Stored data

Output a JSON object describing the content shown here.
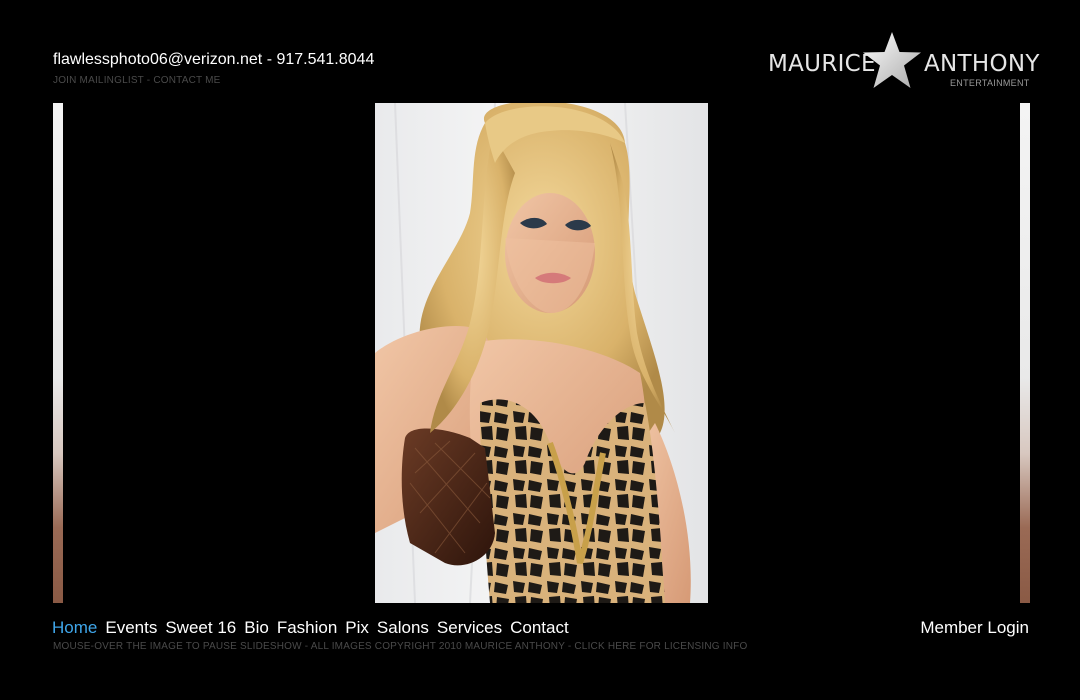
{
  "header": {
    "email": "flawlessphoto06@verizon.net",
    "separator": " - ",
    "phone": "917.541.8044",
    "join_mailinglist": "JOIN MAILINGLIST",
    "sub_separator": " - ",
    "contact_me": "CONTACT ME"
  },
  "logo": {
    "word_left": "MAURICE",
    "word_right": "ANTHONY",
    "tagline": "ENTERTAINMENT",
    "icon": "star-icon"
  },
  "slideshow": {
    "main_image": "portrait-photo"
  },
  "nav": {
    "items": [
      {
        "label": "Home",
        "active": true
      },
      {
        "label": "Events"
      },
      {
        "label": "Sweet 16"
      },
      {
        "label": "Bio"
      },
      {
        "label": "Fashion"
      },
      {
        "label": "Pix"
      },
      {
        "label": "Salons"
      },
      {
        "label": "Services"
      },
      {
        "label": "Contact"
      }
    ],
    "member_login": "Member Login"
  },
  "footer": {
    "note": "MOUSE-OVER THE IMAGE TO PAUSE SLIDESHOW - ALL IMAGES COPYRIGHT 2010 MAURICE ANTHONY - CLICK HERE FOR LICENSING INFO"
  },
  "colors": {
    "background": "#000000",
    "active_link": "#3fa6ea",
    "muted_text": "#4a4a4a"
  }
}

Directions for this task
Using the material above, copy every line in which the string "MAURICE" occurs.

Exercise solution
    "word_left": "MAURICE",
    "note": "MOUSE-OVER THE IMAGE TO PAUSE SLIDESHOW - ALL IMAGES COPYRIGHT 2010 MAURICE ANTHONY - CLICK HERE FOR LICENSING INFO"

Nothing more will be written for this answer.